Requirement:
Say how many lines contain the word "темно". Only the number should be given.
— START OF Provided records —
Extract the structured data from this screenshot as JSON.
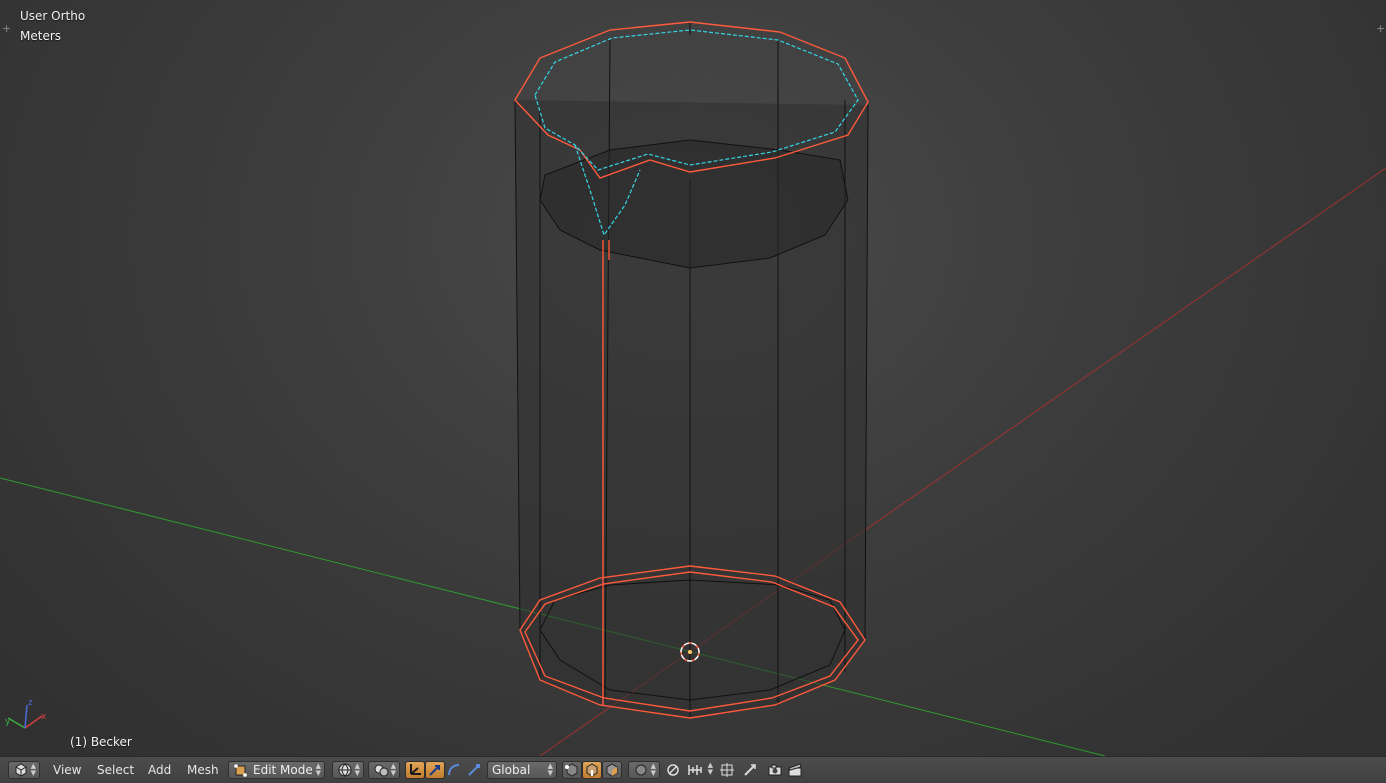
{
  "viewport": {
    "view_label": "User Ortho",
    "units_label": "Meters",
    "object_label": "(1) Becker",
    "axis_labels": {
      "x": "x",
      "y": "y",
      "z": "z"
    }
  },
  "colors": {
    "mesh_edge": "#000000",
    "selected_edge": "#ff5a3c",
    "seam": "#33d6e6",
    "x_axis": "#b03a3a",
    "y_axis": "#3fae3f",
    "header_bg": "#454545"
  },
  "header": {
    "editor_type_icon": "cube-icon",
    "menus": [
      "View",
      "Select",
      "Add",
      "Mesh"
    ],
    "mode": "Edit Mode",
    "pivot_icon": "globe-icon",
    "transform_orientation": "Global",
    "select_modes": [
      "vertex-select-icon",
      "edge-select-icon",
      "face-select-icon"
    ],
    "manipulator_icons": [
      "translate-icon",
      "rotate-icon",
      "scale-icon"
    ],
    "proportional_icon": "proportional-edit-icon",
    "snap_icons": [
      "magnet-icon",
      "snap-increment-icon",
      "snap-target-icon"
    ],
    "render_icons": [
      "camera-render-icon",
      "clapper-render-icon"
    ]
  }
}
— END OF Provided records —
— START OF Provided records —
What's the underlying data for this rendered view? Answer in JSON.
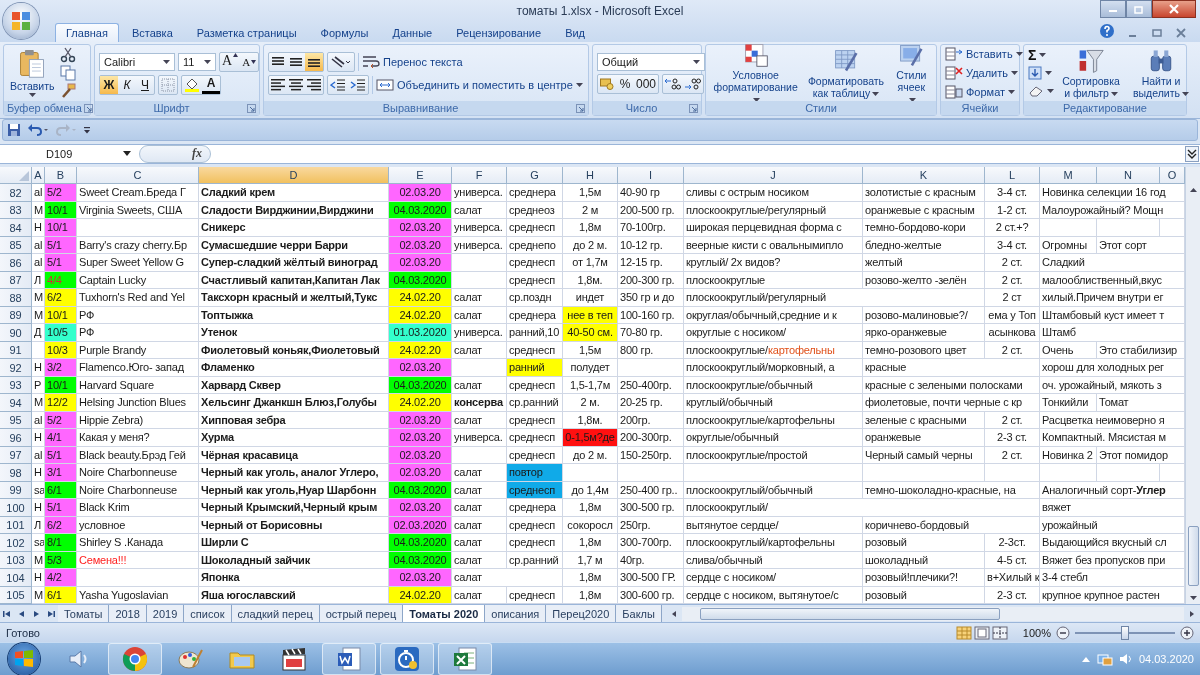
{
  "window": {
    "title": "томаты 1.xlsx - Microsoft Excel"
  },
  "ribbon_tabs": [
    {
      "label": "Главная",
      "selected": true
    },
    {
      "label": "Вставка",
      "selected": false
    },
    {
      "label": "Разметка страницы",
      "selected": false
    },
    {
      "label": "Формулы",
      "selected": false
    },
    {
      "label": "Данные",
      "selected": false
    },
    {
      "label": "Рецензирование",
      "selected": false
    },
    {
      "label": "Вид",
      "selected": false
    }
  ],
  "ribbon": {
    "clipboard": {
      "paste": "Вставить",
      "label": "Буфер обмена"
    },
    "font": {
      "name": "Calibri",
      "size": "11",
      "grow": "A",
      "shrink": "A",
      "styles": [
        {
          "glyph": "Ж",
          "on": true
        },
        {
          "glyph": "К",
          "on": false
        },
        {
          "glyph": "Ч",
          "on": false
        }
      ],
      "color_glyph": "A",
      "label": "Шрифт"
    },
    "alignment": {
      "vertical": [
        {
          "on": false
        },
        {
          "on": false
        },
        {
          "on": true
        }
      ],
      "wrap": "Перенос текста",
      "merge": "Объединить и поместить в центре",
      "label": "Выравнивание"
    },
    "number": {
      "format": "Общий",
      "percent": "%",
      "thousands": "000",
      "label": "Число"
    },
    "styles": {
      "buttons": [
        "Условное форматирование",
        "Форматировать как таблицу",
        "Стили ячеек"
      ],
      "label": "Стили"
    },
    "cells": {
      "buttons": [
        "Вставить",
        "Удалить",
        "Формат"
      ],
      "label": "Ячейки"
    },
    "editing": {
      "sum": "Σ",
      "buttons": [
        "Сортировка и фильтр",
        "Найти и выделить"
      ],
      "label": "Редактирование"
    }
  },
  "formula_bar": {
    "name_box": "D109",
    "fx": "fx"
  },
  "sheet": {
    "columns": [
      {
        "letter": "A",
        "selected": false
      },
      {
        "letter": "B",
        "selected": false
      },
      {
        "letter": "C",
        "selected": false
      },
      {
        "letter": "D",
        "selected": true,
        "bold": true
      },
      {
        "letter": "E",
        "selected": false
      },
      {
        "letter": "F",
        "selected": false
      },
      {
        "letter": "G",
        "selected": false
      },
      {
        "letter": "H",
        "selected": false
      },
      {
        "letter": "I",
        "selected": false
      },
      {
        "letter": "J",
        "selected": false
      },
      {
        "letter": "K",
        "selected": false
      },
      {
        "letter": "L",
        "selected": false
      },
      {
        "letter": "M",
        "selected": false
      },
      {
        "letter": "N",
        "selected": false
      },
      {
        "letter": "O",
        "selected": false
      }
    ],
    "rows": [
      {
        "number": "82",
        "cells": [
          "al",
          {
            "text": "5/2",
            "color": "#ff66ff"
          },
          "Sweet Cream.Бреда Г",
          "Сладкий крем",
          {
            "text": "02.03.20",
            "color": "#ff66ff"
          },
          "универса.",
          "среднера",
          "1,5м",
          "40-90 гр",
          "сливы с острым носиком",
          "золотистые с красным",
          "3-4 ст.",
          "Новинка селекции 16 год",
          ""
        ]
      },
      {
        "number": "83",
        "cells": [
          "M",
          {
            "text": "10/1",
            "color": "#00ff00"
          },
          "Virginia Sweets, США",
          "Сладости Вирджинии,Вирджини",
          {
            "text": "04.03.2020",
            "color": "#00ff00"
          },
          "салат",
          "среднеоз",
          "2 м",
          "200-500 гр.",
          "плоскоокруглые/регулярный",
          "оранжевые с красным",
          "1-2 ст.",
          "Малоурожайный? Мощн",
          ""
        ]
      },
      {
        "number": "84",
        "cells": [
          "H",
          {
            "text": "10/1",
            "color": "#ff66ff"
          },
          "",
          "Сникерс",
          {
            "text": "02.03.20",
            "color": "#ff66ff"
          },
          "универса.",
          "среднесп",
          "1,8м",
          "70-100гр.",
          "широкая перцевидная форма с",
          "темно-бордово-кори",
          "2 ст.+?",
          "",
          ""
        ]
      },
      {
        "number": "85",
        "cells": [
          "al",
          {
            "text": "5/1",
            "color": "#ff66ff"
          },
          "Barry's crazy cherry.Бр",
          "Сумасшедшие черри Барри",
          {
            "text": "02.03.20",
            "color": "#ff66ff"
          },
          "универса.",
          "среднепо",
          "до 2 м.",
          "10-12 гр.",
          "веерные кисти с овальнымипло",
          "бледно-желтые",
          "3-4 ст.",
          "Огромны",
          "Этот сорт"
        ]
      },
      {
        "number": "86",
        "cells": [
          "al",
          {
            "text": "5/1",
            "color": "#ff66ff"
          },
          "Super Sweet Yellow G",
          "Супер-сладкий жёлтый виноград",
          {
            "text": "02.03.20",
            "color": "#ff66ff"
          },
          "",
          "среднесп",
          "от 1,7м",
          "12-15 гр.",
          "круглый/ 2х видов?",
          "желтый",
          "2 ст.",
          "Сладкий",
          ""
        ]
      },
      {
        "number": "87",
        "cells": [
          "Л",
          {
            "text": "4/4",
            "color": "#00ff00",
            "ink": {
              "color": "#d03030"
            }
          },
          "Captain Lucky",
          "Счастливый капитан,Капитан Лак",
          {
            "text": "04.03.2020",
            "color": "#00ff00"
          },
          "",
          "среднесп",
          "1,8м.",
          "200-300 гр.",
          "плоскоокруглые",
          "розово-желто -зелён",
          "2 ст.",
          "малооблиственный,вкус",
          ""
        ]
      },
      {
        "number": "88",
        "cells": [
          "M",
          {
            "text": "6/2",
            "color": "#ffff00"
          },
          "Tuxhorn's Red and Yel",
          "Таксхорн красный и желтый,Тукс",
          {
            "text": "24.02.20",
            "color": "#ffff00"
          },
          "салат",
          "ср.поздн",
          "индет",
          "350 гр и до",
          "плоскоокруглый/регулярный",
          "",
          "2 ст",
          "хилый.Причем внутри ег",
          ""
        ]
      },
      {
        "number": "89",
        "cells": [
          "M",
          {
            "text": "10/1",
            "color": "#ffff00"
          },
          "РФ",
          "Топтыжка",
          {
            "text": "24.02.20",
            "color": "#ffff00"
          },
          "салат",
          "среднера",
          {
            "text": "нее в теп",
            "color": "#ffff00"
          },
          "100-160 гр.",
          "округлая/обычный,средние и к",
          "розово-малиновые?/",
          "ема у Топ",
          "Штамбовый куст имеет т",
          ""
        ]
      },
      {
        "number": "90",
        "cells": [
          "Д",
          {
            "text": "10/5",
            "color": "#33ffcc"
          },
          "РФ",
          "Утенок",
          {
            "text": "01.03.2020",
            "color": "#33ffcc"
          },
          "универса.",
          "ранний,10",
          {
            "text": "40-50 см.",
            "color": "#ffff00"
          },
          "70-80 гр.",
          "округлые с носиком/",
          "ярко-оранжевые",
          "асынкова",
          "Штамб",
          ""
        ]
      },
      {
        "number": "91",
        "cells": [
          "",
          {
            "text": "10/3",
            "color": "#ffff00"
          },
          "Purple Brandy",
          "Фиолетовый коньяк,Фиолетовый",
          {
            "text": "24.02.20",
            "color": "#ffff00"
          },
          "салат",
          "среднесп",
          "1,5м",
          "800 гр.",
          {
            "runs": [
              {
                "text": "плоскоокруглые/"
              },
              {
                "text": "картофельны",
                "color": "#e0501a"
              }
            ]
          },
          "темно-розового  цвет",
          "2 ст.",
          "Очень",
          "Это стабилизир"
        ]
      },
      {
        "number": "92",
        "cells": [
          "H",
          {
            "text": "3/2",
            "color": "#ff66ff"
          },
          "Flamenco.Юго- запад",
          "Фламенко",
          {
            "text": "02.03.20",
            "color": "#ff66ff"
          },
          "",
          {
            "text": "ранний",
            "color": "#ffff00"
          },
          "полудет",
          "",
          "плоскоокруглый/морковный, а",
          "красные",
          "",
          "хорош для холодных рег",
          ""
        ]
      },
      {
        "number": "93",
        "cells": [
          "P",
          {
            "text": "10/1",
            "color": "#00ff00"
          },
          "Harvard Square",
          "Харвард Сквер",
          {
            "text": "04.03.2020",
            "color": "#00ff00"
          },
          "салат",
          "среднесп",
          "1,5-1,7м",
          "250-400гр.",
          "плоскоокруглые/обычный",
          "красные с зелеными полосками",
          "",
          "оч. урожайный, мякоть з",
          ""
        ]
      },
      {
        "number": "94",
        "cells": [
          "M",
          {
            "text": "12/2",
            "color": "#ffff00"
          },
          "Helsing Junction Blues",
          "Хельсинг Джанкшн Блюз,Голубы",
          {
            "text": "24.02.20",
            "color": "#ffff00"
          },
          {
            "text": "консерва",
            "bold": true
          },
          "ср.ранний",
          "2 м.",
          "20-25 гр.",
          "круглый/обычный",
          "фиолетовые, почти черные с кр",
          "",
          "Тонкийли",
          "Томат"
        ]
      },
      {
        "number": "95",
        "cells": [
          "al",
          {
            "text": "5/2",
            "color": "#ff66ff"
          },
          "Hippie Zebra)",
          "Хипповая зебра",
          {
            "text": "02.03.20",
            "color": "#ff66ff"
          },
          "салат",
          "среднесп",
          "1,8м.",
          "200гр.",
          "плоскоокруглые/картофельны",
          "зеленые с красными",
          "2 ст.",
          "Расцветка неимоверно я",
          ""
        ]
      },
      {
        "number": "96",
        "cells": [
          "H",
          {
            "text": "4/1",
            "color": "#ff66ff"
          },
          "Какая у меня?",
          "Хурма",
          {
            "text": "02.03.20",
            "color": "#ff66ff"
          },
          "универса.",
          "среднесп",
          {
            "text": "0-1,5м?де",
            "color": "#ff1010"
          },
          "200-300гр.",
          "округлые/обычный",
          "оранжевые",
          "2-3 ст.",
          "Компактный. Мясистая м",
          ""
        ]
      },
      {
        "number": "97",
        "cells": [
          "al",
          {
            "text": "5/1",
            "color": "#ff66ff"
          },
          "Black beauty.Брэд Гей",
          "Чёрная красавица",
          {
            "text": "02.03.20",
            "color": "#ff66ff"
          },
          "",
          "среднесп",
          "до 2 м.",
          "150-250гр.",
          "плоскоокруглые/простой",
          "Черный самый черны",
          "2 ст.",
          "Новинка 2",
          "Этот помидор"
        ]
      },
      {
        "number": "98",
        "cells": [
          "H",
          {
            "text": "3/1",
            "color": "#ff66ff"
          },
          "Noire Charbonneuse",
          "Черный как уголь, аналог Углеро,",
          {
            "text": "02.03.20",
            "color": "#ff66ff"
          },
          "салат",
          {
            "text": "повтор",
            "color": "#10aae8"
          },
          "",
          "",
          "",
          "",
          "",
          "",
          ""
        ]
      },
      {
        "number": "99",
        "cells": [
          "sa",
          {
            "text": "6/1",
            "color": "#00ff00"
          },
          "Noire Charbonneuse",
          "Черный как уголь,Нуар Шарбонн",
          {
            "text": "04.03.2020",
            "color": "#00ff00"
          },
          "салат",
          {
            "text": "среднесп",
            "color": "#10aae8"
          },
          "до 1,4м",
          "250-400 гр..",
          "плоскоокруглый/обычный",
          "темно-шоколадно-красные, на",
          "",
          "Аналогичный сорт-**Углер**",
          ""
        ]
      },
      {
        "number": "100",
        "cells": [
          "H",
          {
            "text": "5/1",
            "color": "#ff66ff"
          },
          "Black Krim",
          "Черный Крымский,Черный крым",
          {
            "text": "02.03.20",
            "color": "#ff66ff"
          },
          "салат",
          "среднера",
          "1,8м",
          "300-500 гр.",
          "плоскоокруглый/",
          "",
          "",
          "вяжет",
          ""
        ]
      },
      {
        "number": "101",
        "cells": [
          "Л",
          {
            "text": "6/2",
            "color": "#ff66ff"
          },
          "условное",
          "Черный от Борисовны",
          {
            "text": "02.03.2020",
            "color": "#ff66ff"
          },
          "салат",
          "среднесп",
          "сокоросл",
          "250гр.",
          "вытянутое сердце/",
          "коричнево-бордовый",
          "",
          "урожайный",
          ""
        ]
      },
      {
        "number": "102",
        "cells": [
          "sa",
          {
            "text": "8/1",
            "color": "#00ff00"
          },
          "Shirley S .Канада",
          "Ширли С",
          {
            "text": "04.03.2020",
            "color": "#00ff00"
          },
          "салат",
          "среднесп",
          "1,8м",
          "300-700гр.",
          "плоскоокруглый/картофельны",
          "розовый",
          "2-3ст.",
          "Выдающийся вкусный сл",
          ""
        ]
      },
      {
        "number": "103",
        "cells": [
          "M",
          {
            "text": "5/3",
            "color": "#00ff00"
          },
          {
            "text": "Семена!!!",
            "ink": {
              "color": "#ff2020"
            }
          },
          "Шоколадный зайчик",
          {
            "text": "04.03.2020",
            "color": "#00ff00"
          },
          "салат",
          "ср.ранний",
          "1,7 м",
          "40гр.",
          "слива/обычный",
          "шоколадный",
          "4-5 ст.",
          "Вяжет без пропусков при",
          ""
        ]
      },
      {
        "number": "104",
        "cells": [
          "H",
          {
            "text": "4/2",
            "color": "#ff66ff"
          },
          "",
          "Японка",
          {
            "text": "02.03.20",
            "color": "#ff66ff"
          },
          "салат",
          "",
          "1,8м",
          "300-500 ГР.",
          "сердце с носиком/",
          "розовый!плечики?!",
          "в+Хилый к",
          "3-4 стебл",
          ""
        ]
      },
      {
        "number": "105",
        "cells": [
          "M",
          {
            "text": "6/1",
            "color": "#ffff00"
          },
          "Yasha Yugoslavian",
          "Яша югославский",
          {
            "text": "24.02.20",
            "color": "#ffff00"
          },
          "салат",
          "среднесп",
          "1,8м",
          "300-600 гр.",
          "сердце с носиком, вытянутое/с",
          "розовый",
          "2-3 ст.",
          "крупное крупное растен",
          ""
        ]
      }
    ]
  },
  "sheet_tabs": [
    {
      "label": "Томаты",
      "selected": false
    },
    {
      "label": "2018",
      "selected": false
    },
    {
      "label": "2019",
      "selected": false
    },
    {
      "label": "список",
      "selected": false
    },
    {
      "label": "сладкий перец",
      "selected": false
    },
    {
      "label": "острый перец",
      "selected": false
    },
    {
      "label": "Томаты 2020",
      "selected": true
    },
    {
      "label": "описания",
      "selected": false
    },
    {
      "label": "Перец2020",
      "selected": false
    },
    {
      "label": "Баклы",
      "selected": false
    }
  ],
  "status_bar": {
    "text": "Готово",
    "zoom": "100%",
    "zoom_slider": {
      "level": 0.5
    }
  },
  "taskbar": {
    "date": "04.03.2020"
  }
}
— END OF Provided records —
Solution to this task:
3